**To be done:** Count every line that has "dans" in it and give the total, nothing more.

**Stored data entries:**
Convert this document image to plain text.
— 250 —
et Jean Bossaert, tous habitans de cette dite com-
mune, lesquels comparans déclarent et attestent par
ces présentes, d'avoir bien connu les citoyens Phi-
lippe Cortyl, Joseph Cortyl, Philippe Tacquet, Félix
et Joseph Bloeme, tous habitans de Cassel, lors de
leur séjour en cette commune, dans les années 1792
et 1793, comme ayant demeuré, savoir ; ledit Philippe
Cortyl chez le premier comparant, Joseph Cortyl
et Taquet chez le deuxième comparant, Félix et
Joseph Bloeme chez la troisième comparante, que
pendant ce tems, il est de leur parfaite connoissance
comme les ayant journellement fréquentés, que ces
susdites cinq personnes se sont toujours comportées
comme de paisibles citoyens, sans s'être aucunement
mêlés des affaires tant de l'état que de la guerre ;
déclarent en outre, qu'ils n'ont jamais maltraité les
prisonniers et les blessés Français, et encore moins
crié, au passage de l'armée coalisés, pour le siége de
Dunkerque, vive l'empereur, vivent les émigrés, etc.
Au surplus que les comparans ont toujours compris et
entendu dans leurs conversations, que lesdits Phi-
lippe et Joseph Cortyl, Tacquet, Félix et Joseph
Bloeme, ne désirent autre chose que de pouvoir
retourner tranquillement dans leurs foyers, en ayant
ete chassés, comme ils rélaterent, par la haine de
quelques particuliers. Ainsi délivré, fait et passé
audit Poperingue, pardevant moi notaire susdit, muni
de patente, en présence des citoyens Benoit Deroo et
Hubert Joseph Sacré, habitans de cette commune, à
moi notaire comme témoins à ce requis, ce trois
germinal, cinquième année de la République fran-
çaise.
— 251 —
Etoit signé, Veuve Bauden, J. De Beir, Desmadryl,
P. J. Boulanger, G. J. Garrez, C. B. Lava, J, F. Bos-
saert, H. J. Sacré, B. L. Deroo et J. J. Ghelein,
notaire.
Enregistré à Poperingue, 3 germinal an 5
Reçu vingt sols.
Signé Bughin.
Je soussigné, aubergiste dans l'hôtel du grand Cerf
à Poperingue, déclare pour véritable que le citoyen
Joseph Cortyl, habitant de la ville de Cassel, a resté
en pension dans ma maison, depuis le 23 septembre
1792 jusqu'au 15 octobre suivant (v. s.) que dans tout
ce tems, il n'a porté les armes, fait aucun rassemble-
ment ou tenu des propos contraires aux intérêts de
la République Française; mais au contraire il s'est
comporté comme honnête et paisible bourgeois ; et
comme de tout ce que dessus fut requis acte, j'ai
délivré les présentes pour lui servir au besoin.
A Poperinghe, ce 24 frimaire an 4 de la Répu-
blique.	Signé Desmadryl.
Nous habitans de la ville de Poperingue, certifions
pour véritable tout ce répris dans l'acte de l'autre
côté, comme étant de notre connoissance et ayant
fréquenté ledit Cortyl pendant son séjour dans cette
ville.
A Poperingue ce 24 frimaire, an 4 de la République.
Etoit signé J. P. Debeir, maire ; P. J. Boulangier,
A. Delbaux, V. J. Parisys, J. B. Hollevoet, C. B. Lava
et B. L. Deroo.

**Solution to the exercise:** 8